| Written exercise |
Make an exact copy of all the entries below, with the pictures left out.

(Stored records)
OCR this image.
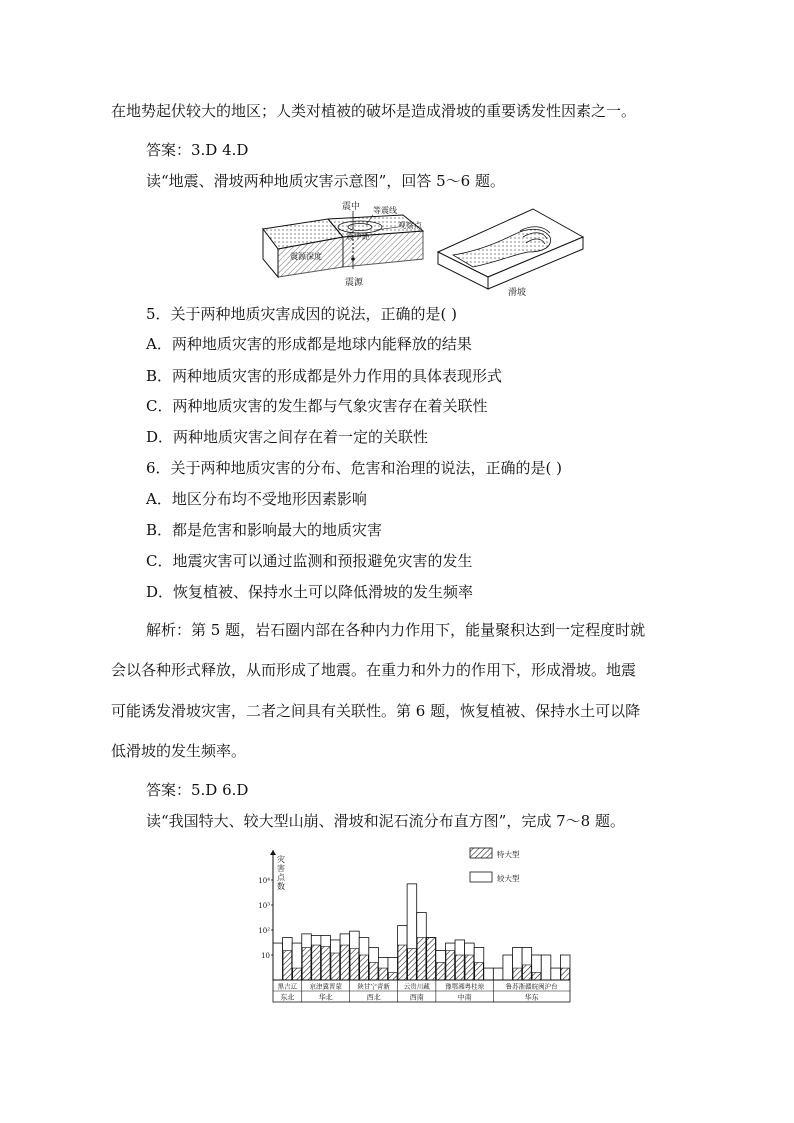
在地势起伏较大的地区；人类对植被的破坏是造成滑坡的重要诱发性因素之一。
答案：3.D 4.D
读“地震、滑坡两种地质灾害示意图”，回答 5～6 题。
震中 等震线
观察点
震中距
震源深度
震源
滑坡
5．关于两种地质灾害成因的说法，正确的是( )
A．两种地质灾害的形成都是地球内能释放的结果
B．两种地质灾害的形成都是外力作用的具体表现形式
C．两种地质灾害的发生都与气象灾害存在着关联性
D．两种地质灾害之间存在着一定的关联性
6．关于两种地质灾害的分布、危害和治理的说法，正确的是( )
A．地区分布均不受地形因素影响
B．都是危害和影响最大的地质灾害
C．地震灾害可以通过监测和预报避免灾害的发生
D．恢复植被、保持水土可以降低滑坡的发生频率
解析：第 5 题，岩石圈内部在各种内力作用下，能量聚积达到一定程度时就
会以各种形式释放，从而形成了地震。在重力和外力的作用下，形成滑坡。地震
可能诱发滑坡灾害，二者之间具有关联性。第 6 题，恢复植被、保持水土可以降
低滑坡的发生频率。
答案：5.D 6.D
读“我国特大、较大型山崩、滑坡和泥石流分布直方图”，完成 7～8 题。
灾
害
点
数
10
10²
10³
10⁴
特大型
较大型
黑吉辽
东北
京津冀晋蒙
华北
陕甘宁青新
西北
云贵川藏
西南
豫鄂湘粤桂琼
中南
鲁苏浙赣皖闽沪台
华东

| Solved problem |
OCR this image.
在地势起伏较大的地区；人类对植被的破坏是造成滑坡的重要诱发性因素之一。
答案：3.D 4.D
读“地震、滑坡两种地质灾害示意图”，回答 5～6 题。
震中 等震线
观察点
震中距
震源深度
震源
滑坡
5．关于两种地质灾害成因的说法，正确的是( )
A．两种地质灾害的形成都是地球内能释放的结果
B．两种地质灾害的形成都是外力作用的具体表现形式
C．两种地质灾害的发生都与气象灾害存在着关联性
D．两种地质灾害之间存在着一定的关联性
6．关于两种地质灾害的分布、危害和治理的说法，正确的是( )
A．地区分布均不受地形因素影响
B．都是危害和影响最大的地质灾害
C．地震灾害可以通过监测和预报避免灾害的发生
D．恢复植被、保持水土可以降低滑坡的发生频率
解析：第 5 题，岩石圈内部在各种内力作用下，能量聚积达到一定程度时就
会以各种形式释放，从而形成了地震。在重力和外力的作用下，形成滑坡。地震
可能诱发滑坡灾害，二者之间具有关联性。第 6 题，恢复植被、保持水土可以降
低滑坡的发生频率。
答案：5.D 6.D
读“我国特大、较大型山崩、滑坡和泥石流分布直方图”，完成 7～8 题。
灾
害
点
数
10
10²
10³
10⁴
特大型
较大型
黑吉辽
东北
京津冀晋蒙
华北
陕甘宁青新
西北
云贵川藏
西南
豫鄂湘粤桂琼
中南
鲁苏浙赣皖闽沪台
华东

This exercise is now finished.